**SOURCE EXTRACT:**
□ □ □ □ □ □ □

Despite pleas from beat and the families of those affected by eating disorders to consider adding a guideline for reporting the matter, the PCC doesn’t look set to change anything in the future.
Jonathan Collett, the Press Complaints Commission’s Director of Communications, explains: “The most relevant clause with this issue is accuracy. The PCC does outlaw distorted images, but we operate under a system of freedom of expression. This means that as long as the information in the article is correct, we are not in a position to contact editors and tell them what they are doing is wrong. We are aware of the beat charity’s guidelines but there has never been a discussion of plans to implement them into our own.”
With a bleak future ahead for the reporting of eating disorders, those working in the medical profession and alongside charities can do nothing but try to reach out to journalists and editors and ask them to consider the subjects of their articles as human beings, not devices through which they can aim to shock their audiences.
Dr John Fox is a professor in clinical psychology at the University of Manchester and works as a Consultant Clinical Psychologist for eating disorder patients at the Priory Hospital, Cheadle Royal. He feels that the problem with the media and the way it reports eating disorders lies in a general misunderstanding of the severity of the issue.
Dr Fox says: “My advice to any journalist would be to think carefully before approaching the story. People with eating disorders have a bona fide illness that has often developed from past traumas and difficulties. Including photographs of people at their lowest weight is going to encourage competition for people battling against eating disorders and what concerns me is that these images are used in a sensational way.”
In all aspects of reporting, there is an evident conflict between the media’s ambition to circulate stories that affect their readers and the ethical considerations of what is at stake by doing so. And in the case of eating disorders, it is unclear whether there is a blatant disregard for the dangers of specific methods of reporting or simply a misunderstanding of the potential damage that such methods can cause.

□ □ □ □ □ □ □

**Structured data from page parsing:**
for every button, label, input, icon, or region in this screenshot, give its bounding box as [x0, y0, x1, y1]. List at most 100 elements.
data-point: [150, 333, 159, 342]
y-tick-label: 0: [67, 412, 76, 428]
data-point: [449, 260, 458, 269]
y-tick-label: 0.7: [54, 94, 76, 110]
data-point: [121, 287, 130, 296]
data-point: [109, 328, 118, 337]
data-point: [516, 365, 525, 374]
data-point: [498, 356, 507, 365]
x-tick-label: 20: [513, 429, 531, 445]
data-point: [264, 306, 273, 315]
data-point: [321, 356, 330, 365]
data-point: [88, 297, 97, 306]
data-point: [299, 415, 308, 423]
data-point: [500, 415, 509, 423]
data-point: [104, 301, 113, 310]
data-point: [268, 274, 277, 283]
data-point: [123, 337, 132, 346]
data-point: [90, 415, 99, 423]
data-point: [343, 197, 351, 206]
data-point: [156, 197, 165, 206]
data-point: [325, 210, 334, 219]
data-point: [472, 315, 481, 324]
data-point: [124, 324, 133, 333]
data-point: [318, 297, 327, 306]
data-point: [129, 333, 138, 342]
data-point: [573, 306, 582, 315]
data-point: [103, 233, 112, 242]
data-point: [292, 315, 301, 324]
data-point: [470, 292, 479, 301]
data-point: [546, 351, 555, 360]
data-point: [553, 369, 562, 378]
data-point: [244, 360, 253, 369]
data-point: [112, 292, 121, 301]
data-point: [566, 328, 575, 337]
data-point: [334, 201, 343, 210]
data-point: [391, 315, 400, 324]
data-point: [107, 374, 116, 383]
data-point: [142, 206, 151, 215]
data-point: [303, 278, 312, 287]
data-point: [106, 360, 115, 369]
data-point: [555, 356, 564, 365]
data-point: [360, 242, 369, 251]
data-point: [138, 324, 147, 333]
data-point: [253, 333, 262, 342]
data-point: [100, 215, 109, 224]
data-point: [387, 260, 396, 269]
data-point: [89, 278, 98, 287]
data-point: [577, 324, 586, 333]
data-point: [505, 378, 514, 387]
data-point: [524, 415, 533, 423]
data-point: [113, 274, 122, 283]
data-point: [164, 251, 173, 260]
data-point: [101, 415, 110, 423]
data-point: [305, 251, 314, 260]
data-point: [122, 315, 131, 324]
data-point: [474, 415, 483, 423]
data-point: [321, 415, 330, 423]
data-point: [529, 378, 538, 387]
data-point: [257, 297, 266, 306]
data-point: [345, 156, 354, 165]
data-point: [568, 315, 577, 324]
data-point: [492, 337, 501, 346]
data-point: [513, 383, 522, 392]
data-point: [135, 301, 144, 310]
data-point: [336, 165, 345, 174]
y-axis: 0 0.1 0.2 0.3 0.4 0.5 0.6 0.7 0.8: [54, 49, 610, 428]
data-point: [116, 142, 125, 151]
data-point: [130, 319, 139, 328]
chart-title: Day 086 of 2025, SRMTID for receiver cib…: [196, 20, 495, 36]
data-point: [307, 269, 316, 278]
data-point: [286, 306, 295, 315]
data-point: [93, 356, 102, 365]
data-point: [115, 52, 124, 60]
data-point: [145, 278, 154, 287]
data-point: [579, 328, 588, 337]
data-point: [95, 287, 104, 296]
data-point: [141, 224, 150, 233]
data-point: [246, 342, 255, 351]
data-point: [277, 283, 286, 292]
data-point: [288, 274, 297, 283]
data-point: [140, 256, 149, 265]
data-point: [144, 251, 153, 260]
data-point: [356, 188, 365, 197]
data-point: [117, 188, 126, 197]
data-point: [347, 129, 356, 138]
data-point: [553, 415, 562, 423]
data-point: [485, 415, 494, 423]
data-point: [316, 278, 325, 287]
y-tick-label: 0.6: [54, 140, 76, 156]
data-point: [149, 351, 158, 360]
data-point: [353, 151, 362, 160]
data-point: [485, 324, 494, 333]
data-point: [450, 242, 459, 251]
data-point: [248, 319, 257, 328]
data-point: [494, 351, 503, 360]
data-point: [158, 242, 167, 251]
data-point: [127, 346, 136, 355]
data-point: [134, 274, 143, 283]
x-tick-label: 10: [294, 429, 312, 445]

□ □ □ □ □ □ □

**WHAT YOU HAVE TO DO:**
Proceed with the text on media reporting of eating disorders, starting right after its final sentence.

**ANSWER SPACE:**
The Sun journalist, Ellie Ross, has written a number of articles about eating disorders that include graphic images and the food diaries of those affected. She argues that rather than fuelling illnesses such as anorexia and bulimia, this style of feature helps other sufferers by providing them with positive stories that may encourage them to seek advice.
Ellie says: “Many of the articles I have written have been uplifting, because they talk about recovery from eating disorders. Although we do get a couple of people who say the images can be triggering, many of the comments we receive from readers on our website are positive and congratulatory to the people the features are written about. We include graphic photographs and publish details of their weight because it shows how far they have come and I think this is helpful for people. We are showing them that they can get better.”
In the midst of a culture that questions the humanity of the press and reprimands the lengths some media organisations are prepared to go to in order to encourage readership, sobering words are spoken by a twenty-four-year-old journalist who understands the pressures involved in trying to collect a good story, but also received treatment for an eating disorder which was documented in the press. Jane Moore* provides an honest statement that can be applied to any issue regarding the ethics of journalism:
“The media needs to understand people as human beings, not just as a photograph or a good headline.”